INPUT ROWS -
** Begin **

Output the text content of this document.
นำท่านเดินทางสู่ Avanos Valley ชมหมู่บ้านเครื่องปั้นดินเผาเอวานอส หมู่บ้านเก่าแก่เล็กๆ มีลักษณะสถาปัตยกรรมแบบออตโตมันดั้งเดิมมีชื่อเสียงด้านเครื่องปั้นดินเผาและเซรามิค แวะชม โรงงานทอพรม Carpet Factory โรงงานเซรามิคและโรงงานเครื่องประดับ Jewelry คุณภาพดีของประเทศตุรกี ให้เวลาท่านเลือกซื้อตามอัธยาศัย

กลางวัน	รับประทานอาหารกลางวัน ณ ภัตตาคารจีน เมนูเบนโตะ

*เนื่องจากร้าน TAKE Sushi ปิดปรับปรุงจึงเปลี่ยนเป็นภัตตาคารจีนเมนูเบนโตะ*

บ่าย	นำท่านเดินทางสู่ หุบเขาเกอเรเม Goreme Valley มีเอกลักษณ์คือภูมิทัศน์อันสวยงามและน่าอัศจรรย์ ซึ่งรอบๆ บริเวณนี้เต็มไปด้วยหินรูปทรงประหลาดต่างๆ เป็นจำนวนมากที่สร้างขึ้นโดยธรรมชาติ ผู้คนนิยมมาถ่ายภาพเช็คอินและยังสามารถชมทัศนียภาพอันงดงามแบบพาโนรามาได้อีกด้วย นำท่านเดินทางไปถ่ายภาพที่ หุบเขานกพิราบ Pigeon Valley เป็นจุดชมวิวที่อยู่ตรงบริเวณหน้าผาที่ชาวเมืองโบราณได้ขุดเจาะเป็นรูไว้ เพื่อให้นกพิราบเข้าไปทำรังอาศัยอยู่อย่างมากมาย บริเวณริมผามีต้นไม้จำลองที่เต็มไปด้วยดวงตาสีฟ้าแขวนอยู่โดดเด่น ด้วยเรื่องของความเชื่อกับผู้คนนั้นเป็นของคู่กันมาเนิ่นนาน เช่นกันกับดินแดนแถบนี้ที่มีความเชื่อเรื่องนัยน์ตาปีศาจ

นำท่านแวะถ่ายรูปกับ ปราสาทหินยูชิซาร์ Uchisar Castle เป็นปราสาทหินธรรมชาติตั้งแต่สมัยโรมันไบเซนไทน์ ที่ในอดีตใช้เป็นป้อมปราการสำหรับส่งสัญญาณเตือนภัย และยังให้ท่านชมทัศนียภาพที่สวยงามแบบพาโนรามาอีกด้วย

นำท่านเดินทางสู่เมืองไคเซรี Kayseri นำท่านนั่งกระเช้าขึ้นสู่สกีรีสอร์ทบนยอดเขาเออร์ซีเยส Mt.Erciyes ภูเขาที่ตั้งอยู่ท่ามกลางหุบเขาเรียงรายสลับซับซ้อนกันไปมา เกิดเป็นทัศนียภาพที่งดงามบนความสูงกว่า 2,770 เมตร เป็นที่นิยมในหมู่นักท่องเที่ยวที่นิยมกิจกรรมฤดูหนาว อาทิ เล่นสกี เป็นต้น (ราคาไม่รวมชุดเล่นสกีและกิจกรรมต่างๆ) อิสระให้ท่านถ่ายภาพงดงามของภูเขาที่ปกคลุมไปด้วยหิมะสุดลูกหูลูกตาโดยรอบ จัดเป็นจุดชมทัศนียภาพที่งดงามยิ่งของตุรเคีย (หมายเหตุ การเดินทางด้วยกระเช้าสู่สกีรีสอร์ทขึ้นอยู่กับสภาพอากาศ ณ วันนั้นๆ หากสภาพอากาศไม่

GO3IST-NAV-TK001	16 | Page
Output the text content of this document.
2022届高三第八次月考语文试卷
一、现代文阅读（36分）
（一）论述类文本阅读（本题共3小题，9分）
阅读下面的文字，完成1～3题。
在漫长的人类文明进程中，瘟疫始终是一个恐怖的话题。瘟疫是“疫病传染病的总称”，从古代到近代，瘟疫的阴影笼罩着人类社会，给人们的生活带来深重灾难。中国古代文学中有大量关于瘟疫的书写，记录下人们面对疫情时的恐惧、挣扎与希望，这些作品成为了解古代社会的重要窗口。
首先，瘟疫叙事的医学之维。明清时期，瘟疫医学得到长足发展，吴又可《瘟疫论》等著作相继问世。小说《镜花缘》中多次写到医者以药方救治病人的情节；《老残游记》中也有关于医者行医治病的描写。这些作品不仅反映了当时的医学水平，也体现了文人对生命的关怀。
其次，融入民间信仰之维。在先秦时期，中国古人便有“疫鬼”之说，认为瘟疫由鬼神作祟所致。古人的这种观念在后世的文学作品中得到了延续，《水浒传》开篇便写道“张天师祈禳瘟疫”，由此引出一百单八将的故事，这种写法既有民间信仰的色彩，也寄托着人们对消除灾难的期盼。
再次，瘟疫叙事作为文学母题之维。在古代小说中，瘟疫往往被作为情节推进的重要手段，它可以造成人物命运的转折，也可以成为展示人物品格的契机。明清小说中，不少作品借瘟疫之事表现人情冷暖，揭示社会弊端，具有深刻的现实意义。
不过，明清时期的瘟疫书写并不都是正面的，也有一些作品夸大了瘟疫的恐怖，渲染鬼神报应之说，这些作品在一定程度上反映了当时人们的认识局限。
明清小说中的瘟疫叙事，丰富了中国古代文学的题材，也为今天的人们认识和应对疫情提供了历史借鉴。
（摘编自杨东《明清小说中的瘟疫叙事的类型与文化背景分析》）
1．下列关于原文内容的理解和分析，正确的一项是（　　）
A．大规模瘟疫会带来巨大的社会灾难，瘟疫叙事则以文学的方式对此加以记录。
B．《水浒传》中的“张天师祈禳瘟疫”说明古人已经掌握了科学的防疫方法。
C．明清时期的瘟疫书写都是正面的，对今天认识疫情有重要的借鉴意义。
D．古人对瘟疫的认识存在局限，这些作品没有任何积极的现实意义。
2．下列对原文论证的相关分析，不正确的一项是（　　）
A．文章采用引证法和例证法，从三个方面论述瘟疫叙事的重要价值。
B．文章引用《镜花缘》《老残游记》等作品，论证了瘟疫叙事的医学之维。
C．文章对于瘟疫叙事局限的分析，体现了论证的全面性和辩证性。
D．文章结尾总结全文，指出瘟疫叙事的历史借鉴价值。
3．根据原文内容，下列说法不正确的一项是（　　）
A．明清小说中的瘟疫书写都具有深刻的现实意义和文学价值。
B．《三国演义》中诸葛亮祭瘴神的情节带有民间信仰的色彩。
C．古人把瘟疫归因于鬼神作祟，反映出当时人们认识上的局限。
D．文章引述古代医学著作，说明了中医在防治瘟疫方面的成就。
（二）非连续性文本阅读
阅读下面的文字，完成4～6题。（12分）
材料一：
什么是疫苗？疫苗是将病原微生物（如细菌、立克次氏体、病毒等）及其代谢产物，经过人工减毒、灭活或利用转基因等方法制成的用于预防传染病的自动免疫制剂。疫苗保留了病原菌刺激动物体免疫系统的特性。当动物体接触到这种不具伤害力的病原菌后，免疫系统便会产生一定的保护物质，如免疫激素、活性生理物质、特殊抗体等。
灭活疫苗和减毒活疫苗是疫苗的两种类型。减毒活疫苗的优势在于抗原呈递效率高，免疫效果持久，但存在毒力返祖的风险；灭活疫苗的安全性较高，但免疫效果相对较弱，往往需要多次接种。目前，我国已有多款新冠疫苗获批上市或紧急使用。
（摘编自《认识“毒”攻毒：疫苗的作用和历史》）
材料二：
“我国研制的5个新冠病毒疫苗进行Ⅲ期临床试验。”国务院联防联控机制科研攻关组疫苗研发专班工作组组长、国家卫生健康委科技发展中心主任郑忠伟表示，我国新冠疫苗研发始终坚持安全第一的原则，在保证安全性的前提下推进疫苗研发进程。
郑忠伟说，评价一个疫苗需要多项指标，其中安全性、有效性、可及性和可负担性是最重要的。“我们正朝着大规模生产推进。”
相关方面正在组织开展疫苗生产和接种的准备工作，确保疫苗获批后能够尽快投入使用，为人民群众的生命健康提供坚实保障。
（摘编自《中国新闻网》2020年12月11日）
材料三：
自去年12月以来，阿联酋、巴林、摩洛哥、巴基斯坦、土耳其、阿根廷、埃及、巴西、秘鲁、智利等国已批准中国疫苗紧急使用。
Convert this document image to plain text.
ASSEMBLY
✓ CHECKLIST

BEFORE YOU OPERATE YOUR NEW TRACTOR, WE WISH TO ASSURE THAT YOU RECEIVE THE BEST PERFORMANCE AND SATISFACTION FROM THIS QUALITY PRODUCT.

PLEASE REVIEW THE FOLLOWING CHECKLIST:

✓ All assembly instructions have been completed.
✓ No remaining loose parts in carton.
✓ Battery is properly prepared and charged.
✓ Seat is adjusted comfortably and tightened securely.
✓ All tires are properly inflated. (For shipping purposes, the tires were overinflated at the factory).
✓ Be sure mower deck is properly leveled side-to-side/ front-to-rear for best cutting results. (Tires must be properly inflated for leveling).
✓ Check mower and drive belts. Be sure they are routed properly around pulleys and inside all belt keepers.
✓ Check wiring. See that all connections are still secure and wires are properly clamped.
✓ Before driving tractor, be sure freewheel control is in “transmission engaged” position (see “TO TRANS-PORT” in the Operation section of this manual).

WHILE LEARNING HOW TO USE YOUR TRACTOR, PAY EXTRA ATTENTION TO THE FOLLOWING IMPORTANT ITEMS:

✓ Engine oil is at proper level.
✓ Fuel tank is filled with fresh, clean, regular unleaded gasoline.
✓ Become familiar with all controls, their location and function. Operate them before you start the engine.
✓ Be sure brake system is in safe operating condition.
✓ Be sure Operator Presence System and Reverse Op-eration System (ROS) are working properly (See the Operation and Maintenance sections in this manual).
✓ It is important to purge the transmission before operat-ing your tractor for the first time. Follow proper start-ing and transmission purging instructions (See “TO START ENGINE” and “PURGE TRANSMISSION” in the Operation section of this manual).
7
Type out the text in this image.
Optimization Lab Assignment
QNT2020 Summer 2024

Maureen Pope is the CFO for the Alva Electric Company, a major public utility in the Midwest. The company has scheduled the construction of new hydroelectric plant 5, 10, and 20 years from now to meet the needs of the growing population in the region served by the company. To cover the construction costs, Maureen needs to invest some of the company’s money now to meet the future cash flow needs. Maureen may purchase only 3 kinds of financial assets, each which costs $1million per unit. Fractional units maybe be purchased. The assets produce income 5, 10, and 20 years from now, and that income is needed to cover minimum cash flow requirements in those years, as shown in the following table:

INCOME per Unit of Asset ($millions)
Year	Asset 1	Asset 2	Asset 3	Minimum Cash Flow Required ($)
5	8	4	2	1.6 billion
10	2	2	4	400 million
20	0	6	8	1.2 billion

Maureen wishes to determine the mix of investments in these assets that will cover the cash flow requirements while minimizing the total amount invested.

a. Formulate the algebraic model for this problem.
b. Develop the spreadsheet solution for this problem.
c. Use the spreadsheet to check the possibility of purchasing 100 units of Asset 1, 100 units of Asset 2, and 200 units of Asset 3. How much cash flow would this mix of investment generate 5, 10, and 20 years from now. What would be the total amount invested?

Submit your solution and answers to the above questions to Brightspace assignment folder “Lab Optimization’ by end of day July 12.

** End **

List each line holding the string "mower".

RESPONSE -
✓ Be sure mower deck is properly leveled side-to-side/ front-to-rear for best cutting results. (Tires must be properly inflated for leveling).
✓ Check mower and drive belts. Be sure they are routed properly around pulleys and inside all belt keepers.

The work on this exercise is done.